### Отрывок для разбора
******************************

Лиля Брик: Её Лиличество на фоне Люциферова века | страница 42
«“Я должна была родиться красивой. Тогда бы мне не нужны были бы столько денег, то есть, не то чтобы не нужны были бы, но подобно Лили это бы не снилось мне”. Отношения между сестрами при этом весьма сложны. Жалуясь на старшую сестру за то, что та, “как обычно”, не обращает на нее внимания и не слышит, что она говорит, Эльза одновременно дает себе следующую убийственную характеристику: “Я бессовестная, невыносимая, и я никогда не бываю довольной. Точно как Лили”.
Пока Лили и Осип путешествуют по Туркестану, Эльза живет в их квартире, где ее вдохновляют “своего рода мысли”, которые здесь “витают в воздухе”: и у нее, как она пишет, случаются “чувственные сны”, она “не то что развращенная”, но “жаждет непристойностей, лишь бы они не были противными”. Она часто влюбляется, но без взаимности, и страдает, потому что кажется себе непривлекательной: “Бог дал мне желание любить, создал мою душу для любви, но не дал мне тело, созданное для любви”»>[84].
Маяковский познакомился с девочкой-подростком осенью 1913 года у ее подружек Иды и Али Хвас, близких к музыкальным и художественным кругам. Дружба тянулась еще с Эльзиного детства, когда сестры Хвас сообща с Лилей запирали несчастную в уборной, заставляя орать и метаться. Но вот Эльза выросла, и экзекуции, казалось бы, остались позади. Молодой Маяковский, в это время вернувшийся из футуристического турне, уже носил цилиндр, черное пальто и взятую напрокат в магазине на Сретенке джентльменскую трость, но при этом был привычно вульгарен, нахален и неотесан. Его поведение потом шокировало Эльзиных родителей и остальных благопристойных буржуа. Метафорические щеки общественного вкуса горели от пощечин.

******************************

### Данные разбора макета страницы
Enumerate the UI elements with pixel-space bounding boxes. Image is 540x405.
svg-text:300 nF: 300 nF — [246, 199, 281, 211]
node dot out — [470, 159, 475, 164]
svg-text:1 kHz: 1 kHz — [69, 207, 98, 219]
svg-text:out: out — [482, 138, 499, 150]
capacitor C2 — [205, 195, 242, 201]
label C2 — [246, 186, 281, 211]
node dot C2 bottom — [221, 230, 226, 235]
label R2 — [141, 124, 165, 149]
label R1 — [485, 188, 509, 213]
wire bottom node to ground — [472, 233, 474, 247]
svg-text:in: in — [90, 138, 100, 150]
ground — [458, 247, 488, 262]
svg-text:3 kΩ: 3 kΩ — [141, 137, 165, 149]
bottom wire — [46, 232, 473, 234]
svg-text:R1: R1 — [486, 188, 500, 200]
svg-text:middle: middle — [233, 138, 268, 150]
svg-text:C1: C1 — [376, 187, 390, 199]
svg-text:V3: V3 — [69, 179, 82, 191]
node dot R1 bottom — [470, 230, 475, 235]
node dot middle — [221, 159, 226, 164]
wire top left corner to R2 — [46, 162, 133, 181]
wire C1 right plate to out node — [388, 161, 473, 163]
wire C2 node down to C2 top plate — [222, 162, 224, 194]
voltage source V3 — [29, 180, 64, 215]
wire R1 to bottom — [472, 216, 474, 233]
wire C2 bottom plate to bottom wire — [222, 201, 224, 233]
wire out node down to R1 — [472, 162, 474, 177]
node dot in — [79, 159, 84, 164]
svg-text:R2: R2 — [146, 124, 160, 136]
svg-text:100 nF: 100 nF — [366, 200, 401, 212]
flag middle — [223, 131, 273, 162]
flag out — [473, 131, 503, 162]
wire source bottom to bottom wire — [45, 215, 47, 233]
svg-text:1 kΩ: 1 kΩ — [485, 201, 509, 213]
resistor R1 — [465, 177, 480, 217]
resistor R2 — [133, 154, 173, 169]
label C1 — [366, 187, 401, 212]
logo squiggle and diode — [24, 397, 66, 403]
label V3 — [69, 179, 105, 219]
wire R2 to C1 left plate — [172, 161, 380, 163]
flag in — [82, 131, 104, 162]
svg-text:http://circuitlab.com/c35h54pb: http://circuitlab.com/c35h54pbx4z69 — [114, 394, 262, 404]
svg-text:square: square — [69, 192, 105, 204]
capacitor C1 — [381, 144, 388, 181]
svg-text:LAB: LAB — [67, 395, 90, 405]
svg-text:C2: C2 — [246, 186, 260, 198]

******************************

### Что сделать
A. Где, согласно отрывку, Маяковский взял напрокат джентльменскую трость?
B. Напишите продолжение отрывка о знакомстве Маяковского с Эльзой, начиная сразу после его последнего предложения.
Этот перечень для работы не понадобится.

### Ответы
A. В магазине на Сретенке.

B.
В 1966 году Триоле вспоминала о судьбоносной встрече:
«Мне было уже шестнадцать лет, я кончила гимназию, семь классов, и поступила в восьмой, так называемый педагогический. Лиля, после кратковременного увлечения скульптурой, вышла замуж. Ида стала незаурядной пианисткой, Аля — художницей. Я тоже собиралась учиться живописи у Машкова, разница лет начинала стираться, и когда я вернулась с летних каникул из Финляндии, я пошла к Хвасам уже самостоятельно, без старших.
В хвасовской гостиной, там, где стоял рояль и пальмы, было много чужих людей. Все шумели, говорили, Ида сидела у рояля, играла, напевала. Почему-то запомнился художник Осьмеркин, с бледным, прозрачным носом, и болезненного вида человек по фамилии Фриденсон. Кто-то необычайно большой, в черной бархатной блузе, размашисто ходил взад и вперед, смотрел мимо всех невидящими глазами и что-то бормотал про себя. Потом, как мне сейчас кажется — внезапно, он также мимо всех загремел огромным голосом. И в этот первый раз на меня произвели впечатление не стихи, не человек, который их читал, а всё это вместе взятое, как явление природы, как гроза... Маяковский читал “Бунт вещей”, впоследствии переименованный в трагедию “Владимир Маяковский”.